_WHAT YOU SHOULD DO_
Can you write out the shuttle docking passage from "Just before the" up to and including "in his voice.", swapping "Atlantis" for "the orbiter"?

_EXCERPT PROVIDED_
## BEGIN

Up in the commander’s seat, Roman powered up the firing circuit for the automatic thruster sequence to be triggered two inches from contact. “PCT [post-contact thrusting] is armed,” he announced. The computer-controlled shove would bang the shuttle’s and station’s docking rings together with enough force to guarantee capture. The last few feet came in a rush.

“Six feet, point one one.”

From the cockpit, the station seemed to descend on us like a giant industrial press, an enormous mass bent on ramming straight through the cargo bay. I tensed for the impact even as I called out the remaining distance.

“Eighteen inches, R-dot is good.”

“One foot, petal overlap.” The three metal alignment vanes atop each docking ring swept past each other toward impact.

“Six inches…two inches!”

Just before the rings slammed together, Taco mashed the PCT button on the autopilot panel. Atlantis shook with thruster firings as the force of the impact compressed the shock absorbers of the docking rings.

Two blue lights flashed on the docking panel. “Capture!” called Beamer. The two spaceships bobbed gently, held lightly together by the latches on the docking petals. Dampening springs quickly brought the motion to a halt.

“Capture confirmed, Houston,” radioed Taco, satisfaction obvious in his voice.

“Nice job!” Mario replied. “Nice approach.”

In the cockpit, the crew shook hands and smiled in relief. I felt drained but elated—we’d pulled it off; we were safely docked!

Sunrise glowed first a pure blue, then pink, then silver-white across the Russian solar power arrays visible out front. In the harsh sunlight now washing over us, the entire station came into sharp focus. Taco could relax at last. Later he told me, “I was so psyched for the docking, and so trained for it, that I actually felt a little let down when it was over. Things went so smoothly that I felt, somehow, that there should have been more drama, or more angst (Marsha’s influence, maybe?), or more…something.”

The two docking tunnels now formed a slender vestibule between a pair of sealed hatches, one on Atlantis, another above in the station’s Pressurized Mating Adapter. Working with me in the airlock, Beamer quickly equalized the pressure between our cabin and the tunnel vestibule just above. Through the upper hatch window, we could see Shep, Sergei Krikalev, and Yuri Gidzenko opening the station hatch on their side.

## END

_PROVIDED MATERIAL_

## BEGIN

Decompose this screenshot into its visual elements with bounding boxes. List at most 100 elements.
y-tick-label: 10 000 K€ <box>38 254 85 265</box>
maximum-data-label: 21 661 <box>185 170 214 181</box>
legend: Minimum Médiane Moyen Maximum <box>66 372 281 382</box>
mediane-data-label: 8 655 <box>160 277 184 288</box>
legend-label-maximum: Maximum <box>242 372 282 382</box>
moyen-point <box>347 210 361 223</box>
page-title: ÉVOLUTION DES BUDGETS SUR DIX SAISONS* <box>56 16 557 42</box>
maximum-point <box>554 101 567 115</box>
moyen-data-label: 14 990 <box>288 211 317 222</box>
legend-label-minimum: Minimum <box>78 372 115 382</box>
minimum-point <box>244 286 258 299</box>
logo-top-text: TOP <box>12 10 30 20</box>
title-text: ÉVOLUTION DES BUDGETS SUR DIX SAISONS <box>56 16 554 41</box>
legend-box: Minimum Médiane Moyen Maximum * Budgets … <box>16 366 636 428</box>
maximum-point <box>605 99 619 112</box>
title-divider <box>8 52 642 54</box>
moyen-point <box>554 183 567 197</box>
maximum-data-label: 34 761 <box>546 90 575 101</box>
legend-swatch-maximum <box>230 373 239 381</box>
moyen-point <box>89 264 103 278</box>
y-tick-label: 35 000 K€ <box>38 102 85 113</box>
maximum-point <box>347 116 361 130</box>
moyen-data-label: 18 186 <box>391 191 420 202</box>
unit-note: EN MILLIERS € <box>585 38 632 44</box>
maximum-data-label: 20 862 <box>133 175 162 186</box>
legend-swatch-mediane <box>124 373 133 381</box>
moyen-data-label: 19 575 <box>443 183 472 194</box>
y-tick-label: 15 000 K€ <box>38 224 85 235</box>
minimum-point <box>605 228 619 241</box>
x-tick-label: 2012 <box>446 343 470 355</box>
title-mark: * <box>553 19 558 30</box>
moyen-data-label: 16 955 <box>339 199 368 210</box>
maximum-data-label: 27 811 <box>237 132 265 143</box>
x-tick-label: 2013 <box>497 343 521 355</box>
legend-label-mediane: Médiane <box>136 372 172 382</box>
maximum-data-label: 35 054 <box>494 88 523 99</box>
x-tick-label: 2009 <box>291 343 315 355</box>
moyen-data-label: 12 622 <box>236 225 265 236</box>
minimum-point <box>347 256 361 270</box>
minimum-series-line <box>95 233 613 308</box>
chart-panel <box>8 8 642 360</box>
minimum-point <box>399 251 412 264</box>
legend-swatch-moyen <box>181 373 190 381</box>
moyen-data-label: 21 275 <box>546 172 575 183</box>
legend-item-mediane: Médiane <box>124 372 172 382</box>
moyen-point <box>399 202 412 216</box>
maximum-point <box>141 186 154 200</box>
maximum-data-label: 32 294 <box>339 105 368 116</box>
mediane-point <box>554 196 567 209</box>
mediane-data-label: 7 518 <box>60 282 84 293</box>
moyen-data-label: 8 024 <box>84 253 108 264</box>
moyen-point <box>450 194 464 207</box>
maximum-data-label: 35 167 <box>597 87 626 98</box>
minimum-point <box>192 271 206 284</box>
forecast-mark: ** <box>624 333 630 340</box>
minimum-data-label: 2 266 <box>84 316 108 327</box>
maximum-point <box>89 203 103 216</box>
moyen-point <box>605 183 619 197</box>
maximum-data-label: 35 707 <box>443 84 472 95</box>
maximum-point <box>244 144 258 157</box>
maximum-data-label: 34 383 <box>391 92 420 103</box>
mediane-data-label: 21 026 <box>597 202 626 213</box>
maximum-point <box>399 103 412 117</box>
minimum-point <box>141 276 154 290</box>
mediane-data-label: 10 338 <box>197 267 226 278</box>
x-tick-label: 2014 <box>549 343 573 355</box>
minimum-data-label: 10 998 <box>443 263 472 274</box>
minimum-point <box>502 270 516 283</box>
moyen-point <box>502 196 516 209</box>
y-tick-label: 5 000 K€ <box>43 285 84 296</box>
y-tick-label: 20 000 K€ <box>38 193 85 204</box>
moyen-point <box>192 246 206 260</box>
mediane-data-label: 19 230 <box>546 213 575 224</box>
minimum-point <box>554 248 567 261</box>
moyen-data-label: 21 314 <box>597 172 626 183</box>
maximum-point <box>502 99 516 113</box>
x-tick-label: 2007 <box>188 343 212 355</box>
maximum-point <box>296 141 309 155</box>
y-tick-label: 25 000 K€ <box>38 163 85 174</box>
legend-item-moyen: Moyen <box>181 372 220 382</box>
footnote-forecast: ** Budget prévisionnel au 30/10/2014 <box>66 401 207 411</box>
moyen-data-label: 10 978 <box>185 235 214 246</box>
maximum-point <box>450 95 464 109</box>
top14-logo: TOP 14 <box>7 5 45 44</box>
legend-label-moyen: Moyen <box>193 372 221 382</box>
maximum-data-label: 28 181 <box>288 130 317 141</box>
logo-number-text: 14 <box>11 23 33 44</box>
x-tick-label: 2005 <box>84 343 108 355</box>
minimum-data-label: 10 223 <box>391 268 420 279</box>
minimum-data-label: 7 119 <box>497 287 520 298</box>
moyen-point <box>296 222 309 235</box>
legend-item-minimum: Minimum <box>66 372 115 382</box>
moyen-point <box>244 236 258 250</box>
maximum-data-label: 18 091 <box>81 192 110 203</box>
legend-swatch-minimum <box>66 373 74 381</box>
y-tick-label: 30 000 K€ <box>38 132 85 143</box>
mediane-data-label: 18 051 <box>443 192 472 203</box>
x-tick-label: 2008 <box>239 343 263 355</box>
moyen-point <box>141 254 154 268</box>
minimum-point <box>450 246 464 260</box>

## END

_WORKED ANSWER_
Just before the rings slammed together, Taco mashed the PCT button on the autopilot panel. the orbiter shook with thruster firings as the force of the impact compressed the shock absorbers of the docking rings.

Two blue lights flashed on the docking panel. “Capture!” called Beamer. The two spaceships bobbed gently, held lightly together by the latches on the docking petals. Dampening springs quickly brought the motion to a halt.

“Capture confirmed, Houston,” radioed Taco, satisfaction obvious in his voice.